> [Set problem] Output the records exactly as they appear, with no pictures included.

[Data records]
========================================================================

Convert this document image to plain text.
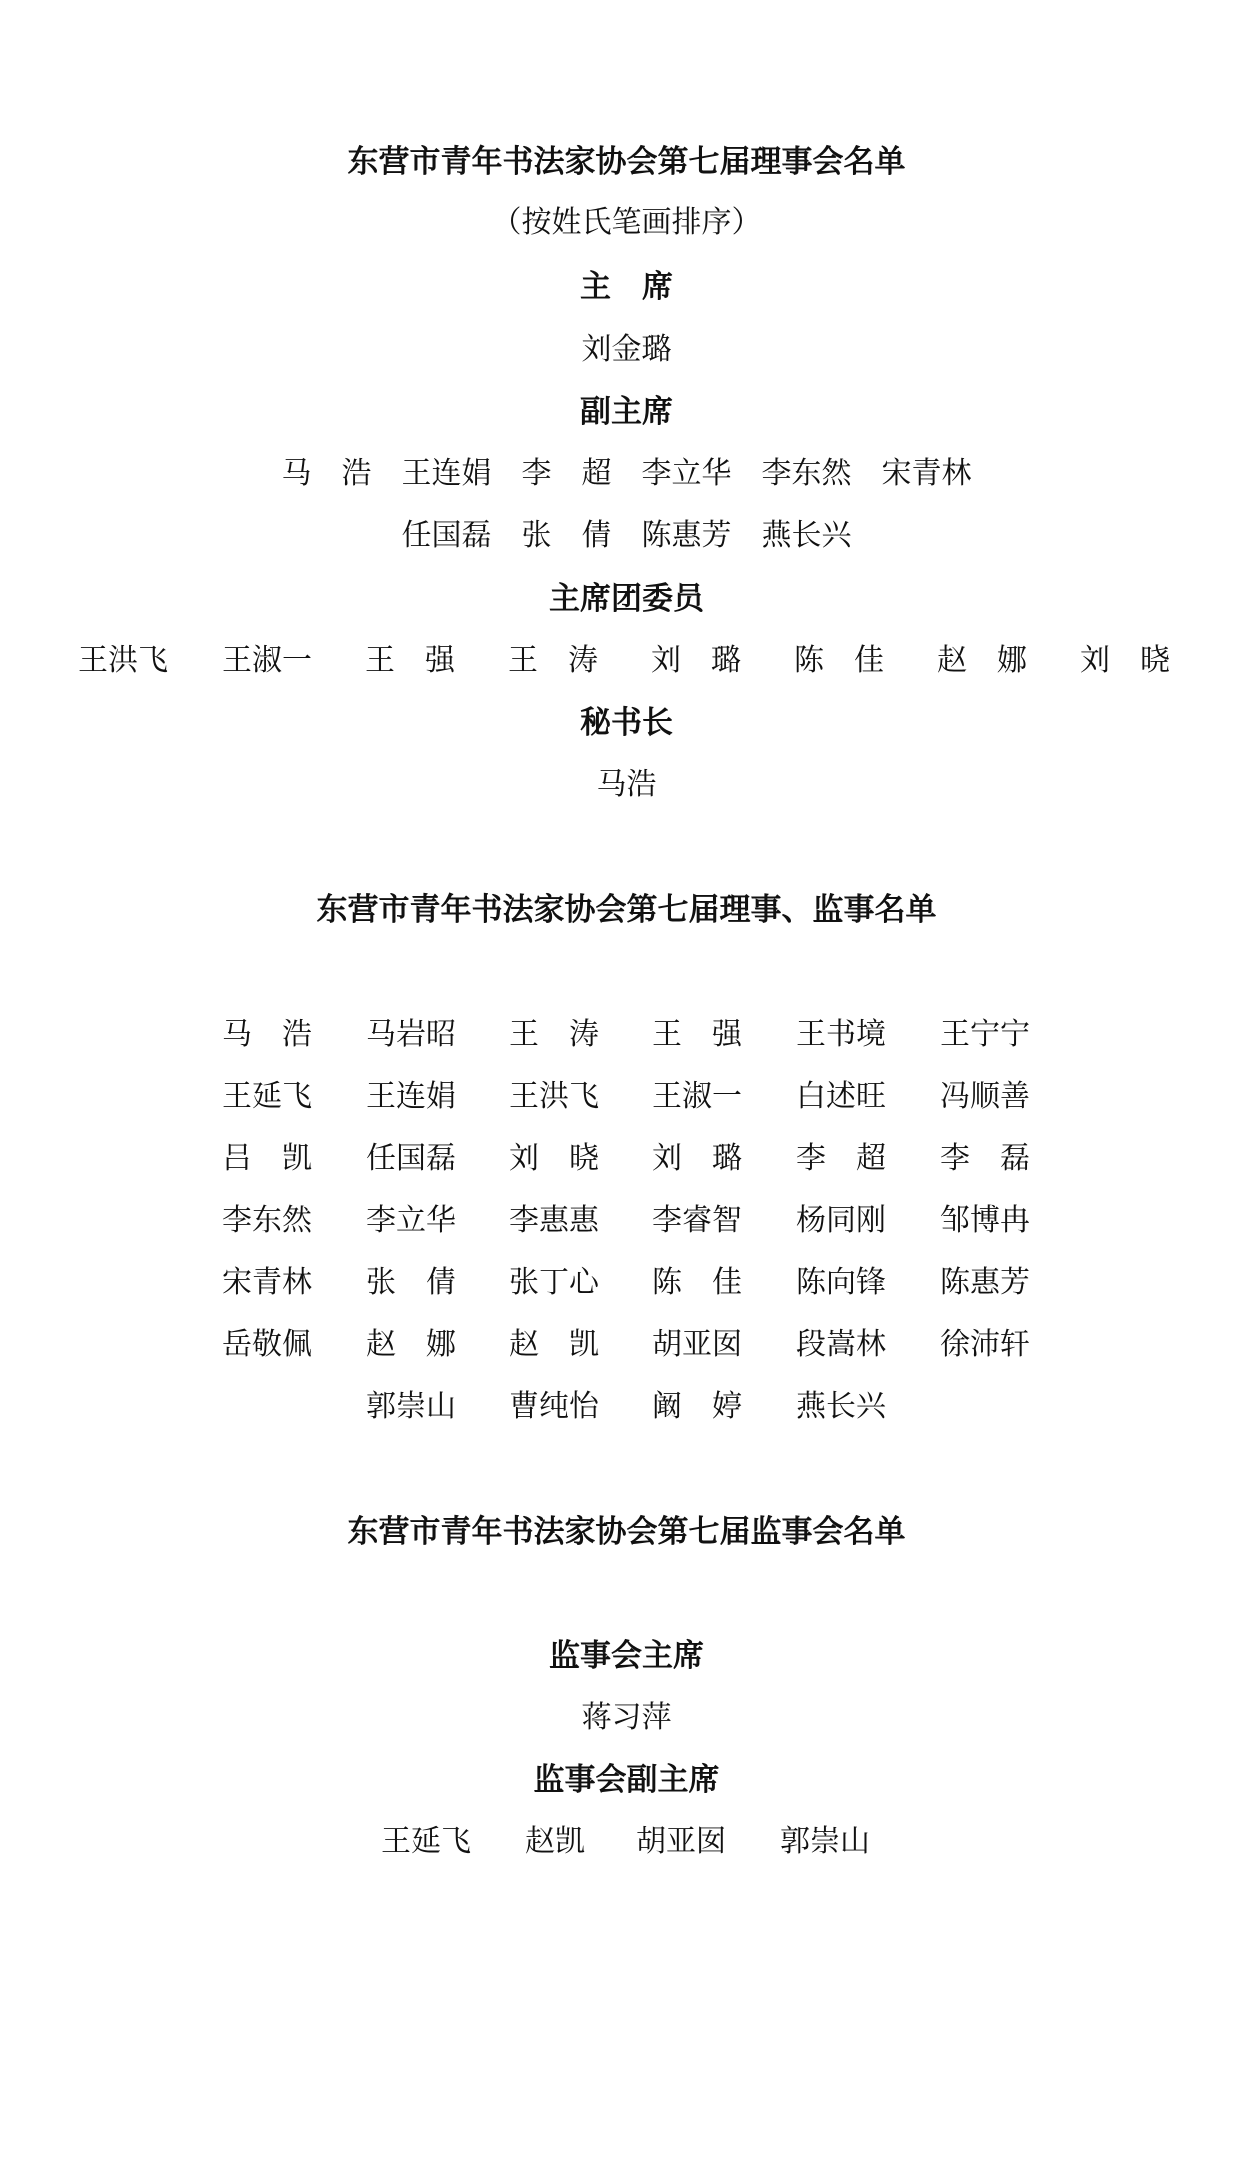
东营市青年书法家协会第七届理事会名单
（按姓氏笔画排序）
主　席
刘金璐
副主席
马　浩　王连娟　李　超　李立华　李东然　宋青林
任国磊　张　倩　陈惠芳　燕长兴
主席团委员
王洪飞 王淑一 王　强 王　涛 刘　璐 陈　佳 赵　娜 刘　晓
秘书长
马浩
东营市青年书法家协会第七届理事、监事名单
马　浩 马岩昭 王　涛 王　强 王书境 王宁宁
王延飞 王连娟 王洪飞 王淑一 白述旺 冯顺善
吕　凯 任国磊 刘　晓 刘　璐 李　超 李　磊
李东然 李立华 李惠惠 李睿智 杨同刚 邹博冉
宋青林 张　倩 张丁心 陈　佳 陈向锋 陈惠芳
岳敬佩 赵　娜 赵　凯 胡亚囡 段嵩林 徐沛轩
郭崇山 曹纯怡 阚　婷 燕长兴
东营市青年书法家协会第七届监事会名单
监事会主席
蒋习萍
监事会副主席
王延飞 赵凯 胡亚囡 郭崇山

========================================================================

> [Complete answer]
Convert this document image to plain text.
东营市青年书法家协会第七届理事会名单
（按姓氏笔画排序）
主　席
刘金璐
副主席
马　浩　王连娟　李　超　李立华　李东然　宋青林
任国磊　张　倩　陈惠芳　燕长兴
主席团委员
王洪飞 王淑一 王　强 王　涛 刘　璐 陈　佳 赵　娜 刘　晓
秘书长
马浩
东营市青年书法家协会第七届理事、监事名单
马　浩 马岩昭 王　涛 王　强 王书境 王宁宁
王延飞 王连娟 王洪飞 王淑一 白述旺 冯顺善
吕　凯 任国磊 刘　晓 刘　璐 李　超 李　磊
李东然 李立华 李惠惠 李睿智 杨同刚 邹博冉
宋青林 张　倩 张丁心 陈　佳 陈向锋 陈惠芳
岳敬佩 赵　娜 赵　凯 胡亚囡 段嵩林 徐沛轩
郭崇山 曹纯怡 阚　婷 燕长兴
东营市青年书法家协会第七届监事会名单
监事会主席
蒋习萍
监事会副主席
王延飞 赵凯 胡亚囡 郭崇山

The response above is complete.